[Start]

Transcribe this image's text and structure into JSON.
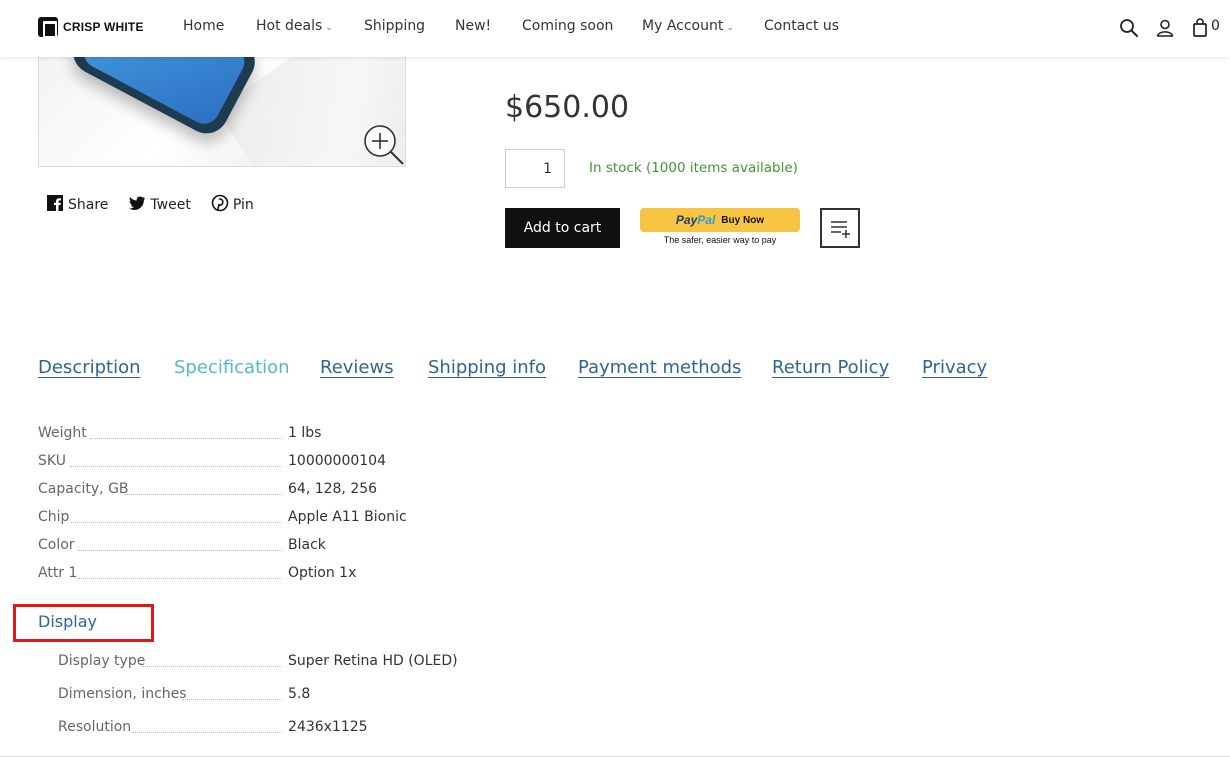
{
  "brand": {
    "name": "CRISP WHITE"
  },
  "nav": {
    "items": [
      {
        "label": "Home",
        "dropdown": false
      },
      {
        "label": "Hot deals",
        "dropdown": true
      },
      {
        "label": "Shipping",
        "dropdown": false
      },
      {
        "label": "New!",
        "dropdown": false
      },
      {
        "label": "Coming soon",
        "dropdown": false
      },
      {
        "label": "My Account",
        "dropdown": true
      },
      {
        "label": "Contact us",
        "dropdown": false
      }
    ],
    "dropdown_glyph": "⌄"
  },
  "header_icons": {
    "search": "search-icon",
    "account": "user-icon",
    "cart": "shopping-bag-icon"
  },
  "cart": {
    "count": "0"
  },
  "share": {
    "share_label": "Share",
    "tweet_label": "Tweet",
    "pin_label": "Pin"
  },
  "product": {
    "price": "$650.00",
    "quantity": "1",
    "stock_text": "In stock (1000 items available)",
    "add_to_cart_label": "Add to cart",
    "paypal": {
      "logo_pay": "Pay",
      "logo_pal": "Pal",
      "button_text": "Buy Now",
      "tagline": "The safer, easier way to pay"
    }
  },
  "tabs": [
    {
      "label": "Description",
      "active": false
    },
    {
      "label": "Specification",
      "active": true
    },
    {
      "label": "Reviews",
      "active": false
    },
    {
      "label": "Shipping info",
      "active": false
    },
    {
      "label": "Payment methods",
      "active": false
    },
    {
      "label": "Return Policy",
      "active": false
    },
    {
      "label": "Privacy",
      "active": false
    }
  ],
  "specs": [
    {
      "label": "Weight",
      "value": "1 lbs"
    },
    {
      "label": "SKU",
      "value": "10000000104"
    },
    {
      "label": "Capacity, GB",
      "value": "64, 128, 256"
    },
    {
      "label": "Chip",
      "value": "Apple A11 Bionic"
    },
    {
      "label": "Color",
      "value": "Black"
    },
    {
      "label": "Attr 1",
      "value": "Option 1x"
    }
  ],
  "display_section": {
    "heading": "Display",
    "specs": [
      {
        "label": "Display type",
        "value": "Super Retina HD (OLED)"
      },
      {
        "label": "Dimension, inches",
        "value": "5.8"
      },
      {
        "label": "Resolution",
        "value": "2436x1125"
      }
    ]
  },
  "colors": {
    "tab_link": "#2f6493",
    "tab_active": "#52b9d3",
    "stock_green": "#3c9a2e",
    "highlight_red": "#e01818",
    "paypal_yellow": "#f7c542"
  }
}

[End]
[Start]

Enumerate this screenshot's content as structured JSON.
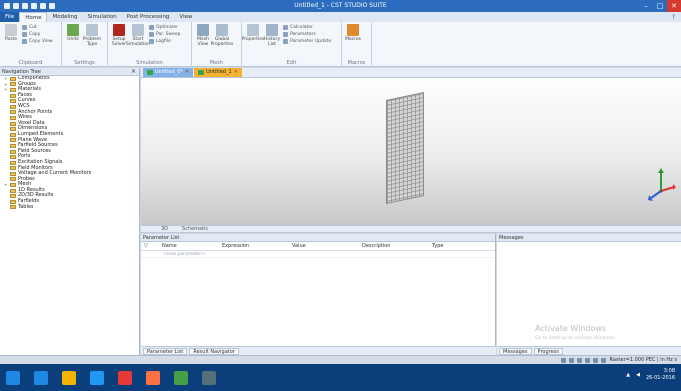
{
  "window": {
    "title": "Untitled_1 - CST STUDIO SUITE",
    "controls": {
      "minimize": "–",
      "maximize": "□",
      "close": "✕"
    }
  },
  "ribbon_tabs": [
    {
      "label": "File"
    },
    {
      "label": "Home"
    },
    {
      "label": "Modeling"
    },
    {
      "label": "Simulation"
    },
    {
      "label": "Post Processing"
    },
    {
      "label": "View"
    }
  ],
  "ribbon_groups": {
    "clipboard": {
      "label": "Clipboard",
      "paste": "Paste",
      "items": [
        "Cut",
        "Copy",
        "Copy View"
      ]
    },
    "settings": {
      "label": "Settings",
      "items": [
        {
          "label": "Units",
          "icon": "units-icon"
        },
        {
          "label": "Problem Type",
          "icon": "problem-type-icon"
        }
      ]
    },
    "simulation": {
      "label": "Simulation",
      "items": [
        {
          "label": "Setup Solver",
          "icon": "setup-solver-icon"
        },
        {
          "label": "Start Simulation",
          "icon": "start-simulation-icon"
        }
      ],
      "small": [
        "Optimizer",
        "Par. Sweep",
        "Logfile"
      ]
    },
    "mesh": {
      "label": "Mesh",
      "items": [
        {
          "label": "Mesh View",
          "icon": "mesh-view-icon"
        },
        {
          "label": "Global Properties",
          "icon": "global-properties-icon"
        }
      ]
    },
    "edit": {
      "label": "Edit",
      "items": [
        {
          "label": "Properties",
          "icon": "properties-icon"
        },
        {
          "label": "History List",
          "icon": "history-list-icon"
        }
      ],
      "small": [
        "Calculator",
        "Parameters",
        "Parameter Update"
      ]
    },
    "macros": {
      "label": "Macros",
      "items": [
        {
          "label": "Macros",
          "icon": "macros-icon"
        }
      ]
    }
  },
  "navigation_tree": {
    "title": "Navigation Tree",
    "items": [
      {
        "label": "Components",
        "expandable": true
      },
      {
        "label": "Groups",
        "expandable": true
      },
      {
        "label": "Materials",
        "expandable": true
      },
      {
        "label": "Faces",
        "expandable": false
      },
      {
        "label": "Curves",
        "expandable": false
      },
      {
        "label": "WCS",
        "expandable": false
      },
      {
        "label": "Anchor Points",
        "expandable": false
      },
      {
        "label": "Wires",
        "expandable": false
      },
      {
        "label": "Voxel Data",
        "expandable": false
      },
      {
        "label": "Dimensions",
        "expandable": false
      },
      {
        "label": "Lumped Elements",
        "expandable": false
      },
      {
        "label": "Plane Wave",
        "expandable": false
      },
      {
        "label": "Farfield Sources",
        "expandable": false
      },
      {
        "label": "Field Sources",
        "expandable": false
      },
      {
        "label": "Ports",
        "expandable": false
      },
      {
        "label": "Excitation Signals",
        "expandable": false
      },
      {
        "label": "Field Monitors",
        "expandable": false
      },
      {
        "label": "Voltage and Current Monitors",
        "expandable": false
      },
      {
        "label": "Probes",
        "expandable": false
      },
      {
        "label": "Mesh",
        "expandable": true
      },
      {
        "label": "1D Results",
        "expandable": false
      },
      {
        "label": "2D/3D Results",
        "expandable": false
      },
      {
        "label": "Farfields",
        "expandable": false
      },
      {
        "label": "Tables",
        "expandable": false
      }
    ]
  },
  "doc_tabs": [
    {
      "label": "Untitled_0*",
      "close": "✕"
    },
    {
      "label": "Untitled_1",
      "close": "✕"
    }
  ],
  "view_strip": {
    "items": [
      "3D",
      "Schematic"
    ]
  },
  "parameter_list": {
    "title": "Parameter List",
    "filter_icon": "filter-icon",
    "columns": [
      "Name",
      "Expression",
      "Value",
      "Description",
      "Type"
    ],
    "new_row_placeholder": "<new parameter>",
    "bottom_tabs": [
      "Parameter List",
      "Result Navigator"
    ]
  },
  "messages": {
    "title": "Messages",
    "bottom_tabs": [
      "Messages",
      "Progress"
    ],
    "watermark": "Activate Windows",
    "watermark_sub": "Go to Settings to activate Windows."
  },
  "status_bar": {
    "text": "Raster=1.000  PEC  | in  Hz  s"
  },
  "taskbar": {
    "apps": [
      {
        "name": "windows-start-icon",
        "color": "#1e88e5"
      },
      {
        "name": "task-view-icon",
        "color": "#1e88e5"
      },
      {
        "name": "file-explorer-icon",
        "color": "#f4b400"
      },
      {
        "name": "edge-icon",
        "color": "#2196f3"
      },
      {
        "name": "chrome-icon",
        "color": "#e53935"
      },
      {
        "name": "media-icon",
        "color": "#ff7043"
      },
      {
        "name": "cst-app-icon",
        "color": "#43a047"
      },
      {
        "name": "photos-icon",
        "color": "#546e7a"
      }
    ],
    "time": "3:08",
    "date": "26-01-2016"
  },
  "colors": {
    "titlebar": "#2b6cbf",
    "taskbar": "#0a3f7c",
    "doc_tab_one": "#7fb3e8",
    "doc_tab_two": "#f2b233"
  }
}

[End]

Requirement: Show every line from the entries above in which "this" appears.

Solution:
Transcribe this image's text and structure into JSON.
Enumerate this screenshot's content as structured JSON.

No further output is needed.